WHAT IS EXPECTED
Omit every picture and return the rest of the data unaltered.

[Source data]
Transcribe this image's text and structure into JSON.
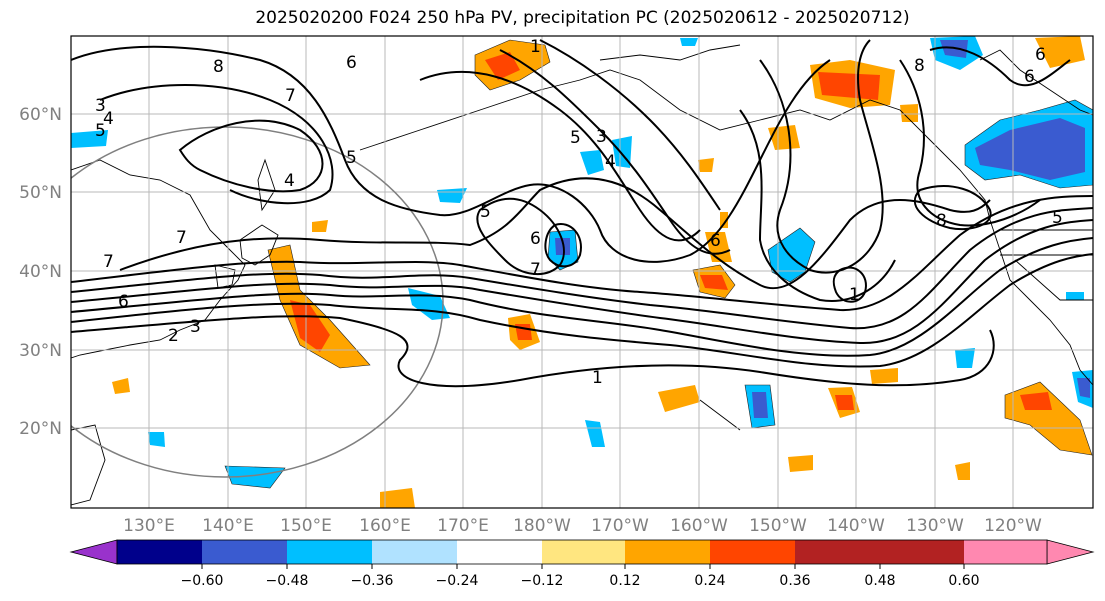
{
  "title": "2025020200 F024 250 hPa PV, precipitation PC (2025020612 - 2025020712)",
  "lat_labels": [
    "60°N",
    "50°N",
    "40°N",
    "30°N",
    "20°N"
  ],
  "lon_labels": [
    "130°E",
    "140°E",
    "150°E",
    "160°E",
    "170°E",
    "180°W",
    "170°W",
    "160°W",
    "150°W",
    "140°W",
    "130°W",
    "120°W"
  ],
  "contour_labels": [
    "8",
    "6",
    "7",
    "3",
    "4",
    "5",
    "4",
    "5",
    "7",
    "7",
    "6",
    "2",
    "3",
    "1",
    "5",
    "6",
    "7",
    "3",
    "5",
    "4",
    "1",
    "6",
    "8",
    "8",
    "6",
    "6",
    "5",
    "1"
  ],
  "colorbar": {
    "ticks": [
      "−0.60",
      "−0.48",
      "−0.36",
      "−0.24",
      "−0.12",
      "0.12",
      "0.24",
      "0.36",
      "0.48",
      "0.60"
    ],
    "colors": [
      "#9932cc",
      "#00008b",
      "#3a5bd0",
      "#00bfff",
      "#b0e2ff",
      "#ffffff",
      "#ffe680",
      "#ffa500",
      "#ff4500",
      "#b22222",
      "#ff88b0"
    ]
  }
}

EXPECTED OUTPUT
Transcribe this image's text and structure into JSON.
{
  "title": "2025020200 F024 250 hPa PV, precipitation PC (2025020612 - 2025020712)",
  "lat_labels": [
    "60°N",
    "50°N",
    "40°N",
    "30°N",
    "20°N"
  ],
  "lon_labels": [
    "130°E",
    "140°E",
    "150°E",
    "160°E",
    "170°E",
    "180°W",
    "170°W",
    "160°W",
    "150°W",
    "140°W",
    "130°W",
    "120°W"
  ],
  "contour_labels": [
    "8",
    "6",
    "7",
    "3",
    "4",
    "5",
    "4",
    "5",
    "7",
    "7",
    "6",
    "2",
    "3",
    "1",
    "5",
    "6",
    "7",
    "3",
    "5",
    "4",
    "1",
    "6",
    "8",
    "8",
    "6",
    "6",
    "5",
    "1"
  ],
  "colorbar": {
    "ticks": [
      "−0.60",
      "−0.48",
      "−0.36",
      "−0.24",
      "−0.12",
      "0.12",
      "0.24",
      "0.36",
      "0.48",
      "0.60"
    ],
    "colors": [
      "#9932cc",
      "#00008b",
      "#3a5bd0",
      "#00bfff",
      "#b0e2ff",
      "#ffffff",
      "#ffe680",
      "#ffa500",
      "#ff4500",
      "#b22222",
      "#ff88b0"
    ]
  }
}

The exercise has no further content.